▶ _READING TEXT_
_____

Re: Multi Threaded programs deadlock doing simple I/O operations

2005-06-10 Thread Mark Pizzolato

On Thursday, June 09, 2005 at 6:12 PM, Mark Pizzolato wrote:

On Thursday, June 09, 2005 at 3:35 PM, Christopher Faylor wrote:
> On Wed, Jun 08, 2005 at 05:43:59PM -0700, Mark Pizzolato wrote:
> >There is a serious problem for multi threaded programs doing simple I/O
> >operations in cygwin (open, dup, fdopen, fclose, and close).
> >
> >The attached 81 line test program clearly demonstrates the issue (by
> >hanging and no longer consuming CPU or performing any I/O operations).
>
> Thanks for the relatively small test case.  That was enough to track the
> problem down.  I'm generating a new snapshot with a fix for this
> problem.

The snapshot looks good!

This fixes the stability problems with clamav's clamd that I've been 
chasing

for a long time.


Some more follow up here...I'm running with the 20050609 snapshot dll.

_____

Layout entries
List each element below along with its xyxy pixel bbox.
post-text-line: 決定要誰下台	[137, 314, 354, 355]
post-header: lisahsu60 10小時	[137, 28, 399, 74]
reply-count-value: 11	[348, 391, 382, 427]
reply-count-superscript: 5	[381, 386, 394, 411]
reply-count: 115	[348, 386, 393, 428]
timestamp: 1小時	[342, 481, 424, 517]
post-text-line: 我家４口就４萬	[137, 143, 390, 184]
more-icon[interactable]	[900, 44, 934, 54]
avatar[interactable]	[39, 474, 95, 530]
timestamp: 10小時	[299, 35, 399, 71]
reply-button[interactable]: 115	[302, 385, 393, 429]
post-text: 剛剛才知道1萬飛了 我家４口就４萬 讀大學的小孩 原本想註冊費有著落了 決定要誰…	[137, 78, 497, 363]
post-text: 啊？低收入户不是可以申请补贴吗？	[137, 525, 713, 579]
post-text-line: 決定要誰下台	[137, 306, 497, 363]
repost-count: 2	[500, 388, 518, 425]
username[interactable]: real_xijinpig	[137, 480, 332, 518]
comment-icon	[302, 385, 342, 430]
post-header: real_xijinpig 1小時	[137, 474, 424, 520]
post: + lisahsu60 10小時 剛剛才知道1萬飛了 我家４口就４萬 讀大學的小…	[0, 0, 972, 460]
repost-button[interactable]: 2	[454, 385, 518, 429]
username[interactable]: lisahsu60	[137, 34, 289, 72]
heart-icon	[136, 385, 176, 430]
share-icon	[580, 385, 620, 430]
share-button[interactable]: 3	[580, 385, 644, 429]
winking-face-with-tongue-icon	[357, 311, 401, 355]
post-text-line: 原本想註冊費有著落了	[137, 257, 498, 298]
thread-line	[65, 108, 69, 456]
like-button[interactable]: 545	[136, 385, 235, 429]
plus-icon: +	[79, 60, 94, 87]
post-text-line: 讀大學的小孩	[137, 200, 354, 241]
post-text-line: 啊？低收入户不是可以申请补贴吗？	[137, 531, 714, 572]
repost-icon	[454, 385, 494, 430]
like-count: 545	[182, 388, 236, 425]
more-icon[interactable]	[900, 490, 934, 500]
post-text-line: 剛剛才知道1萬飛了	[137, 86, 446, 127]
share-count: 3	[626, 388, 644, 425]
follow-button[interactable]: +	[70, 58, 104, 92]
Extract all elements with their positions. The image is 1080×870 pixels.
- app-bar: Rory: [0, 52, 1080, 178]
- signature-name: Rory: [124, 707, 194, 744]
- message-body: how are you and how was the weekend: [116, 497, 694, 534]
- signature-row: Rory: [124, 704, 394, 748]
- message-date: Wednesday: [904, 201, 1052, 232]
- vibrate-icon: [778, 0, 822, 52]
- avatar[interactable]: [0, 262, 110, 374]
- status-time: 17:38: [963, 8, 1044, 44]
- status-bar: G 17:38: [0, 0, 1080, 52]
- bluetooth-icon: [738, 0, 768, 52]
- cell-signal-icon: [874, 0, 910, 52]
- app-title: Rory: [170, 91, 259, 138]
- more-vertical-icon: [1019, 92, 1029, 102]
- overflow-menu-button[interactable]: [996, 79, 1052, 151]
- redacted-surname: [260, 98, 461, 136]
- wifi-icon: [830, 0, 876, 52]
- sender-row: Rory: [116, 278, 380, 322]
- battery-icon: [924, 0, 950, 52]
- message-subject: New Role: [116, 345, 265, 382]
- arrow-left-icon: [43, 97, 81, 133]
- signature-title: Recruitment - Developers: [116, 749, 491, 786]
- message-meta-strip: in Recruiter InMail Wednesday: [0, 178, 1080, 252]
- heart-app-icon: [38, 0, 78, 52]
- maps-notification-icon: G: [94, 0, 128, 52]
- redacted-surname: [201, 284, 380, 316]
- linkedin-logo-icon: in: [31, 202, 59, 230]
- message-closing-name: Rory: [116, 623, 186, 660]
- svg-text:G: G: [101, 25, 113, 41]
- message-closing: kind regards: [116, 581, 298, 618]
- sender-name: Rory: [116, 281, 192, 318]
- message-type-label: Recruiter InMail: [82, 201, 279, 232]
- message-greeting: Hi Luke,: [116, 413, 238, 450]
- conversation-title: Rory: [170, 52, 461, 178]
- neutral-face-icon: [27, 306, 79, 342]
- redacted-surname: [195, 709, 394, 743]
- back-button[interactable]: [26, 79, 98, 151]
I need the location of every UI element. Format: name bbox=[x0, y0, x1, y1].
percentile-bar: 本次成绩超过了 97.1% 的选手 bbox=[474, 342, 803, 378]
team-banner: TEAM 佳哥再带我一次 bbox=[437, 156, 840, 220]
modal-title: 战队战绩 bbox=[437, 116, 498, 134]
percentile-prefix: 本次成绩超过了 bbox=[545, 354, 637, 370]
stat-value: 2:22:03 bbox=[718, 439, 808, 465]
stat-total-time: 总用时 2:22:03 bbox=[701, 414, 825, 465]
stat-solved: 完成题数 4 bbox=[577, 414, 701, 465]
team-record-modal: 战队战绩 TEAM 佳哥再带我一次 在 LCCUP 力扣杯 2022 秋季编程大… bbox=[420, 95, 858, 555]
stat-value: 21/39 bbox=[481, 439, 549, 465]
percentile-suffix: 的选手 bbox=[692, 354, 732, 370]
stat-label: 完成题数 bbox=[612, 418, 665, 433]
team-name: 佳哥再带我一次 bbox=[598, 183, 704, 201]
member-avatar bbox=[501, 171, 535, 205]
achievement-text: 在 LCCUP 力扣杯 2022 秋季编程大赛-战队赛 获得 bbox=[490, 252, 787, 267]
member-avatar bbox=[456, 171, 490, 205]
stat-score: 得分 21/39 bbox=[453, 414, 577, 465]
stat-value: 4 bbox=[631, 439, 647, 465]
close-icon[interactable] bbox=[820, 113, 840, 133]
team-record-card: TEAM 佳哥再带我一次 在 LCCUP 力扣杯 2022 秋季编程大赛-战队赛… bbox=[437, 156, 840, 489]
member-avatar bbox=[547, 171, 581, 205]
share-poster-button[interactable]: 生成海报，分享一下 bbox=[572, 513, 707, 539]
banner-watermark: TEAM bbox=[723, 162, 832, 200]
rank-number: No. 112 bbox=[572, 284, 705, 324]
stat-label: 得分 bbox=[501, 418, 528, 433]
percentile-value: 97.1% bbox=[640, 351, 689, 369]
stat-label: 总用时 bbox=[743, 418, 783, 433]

_____

▶ _TASKS TO CARRY OUT_
• A. List the operations that the deadlock post names in parentheses after "simple I/O operations in cygwin."
• B. Extend the post about the multithreaded I/O deadlock past its final sentence.

▶ _RESPONSES PER TASK_
• A. open, dup, fdopen, fclose, close

• B.
clamav's clamd now runs better than it has ever for me on cygwin.

  until "it doesn't",

once it starts to run poorly it won't run cleanly again until I reboot the 
system

(I haven't actually tried after merely exiting all processes ..)

To be more specific about the "poor" behavior:


- pthread_unlock_mutex fails leaving errno with a value of 90.  This is in 
a place where there is only one path through about a dozen lines of code and 
the mutex is definately locked.  there may have been a call to 
pthread_create, and a definate call to pthread_cond_signal.
- once the above error happens, calls (by the same thread) to accept() fail 
using a file descriptor which we've been successfully using all along and 
only close when the program exists.


so some change introduced recently (since 1.5.17-1), and possibly in 
20050609 fixes the dup() issue but now mutex operations are failing in 
strange ways.


Sorry not to have a simple isolated test case for this.  The good news is 
that once it breaks it won't run correcfly again until a reboot.


Ideas?

Thanks.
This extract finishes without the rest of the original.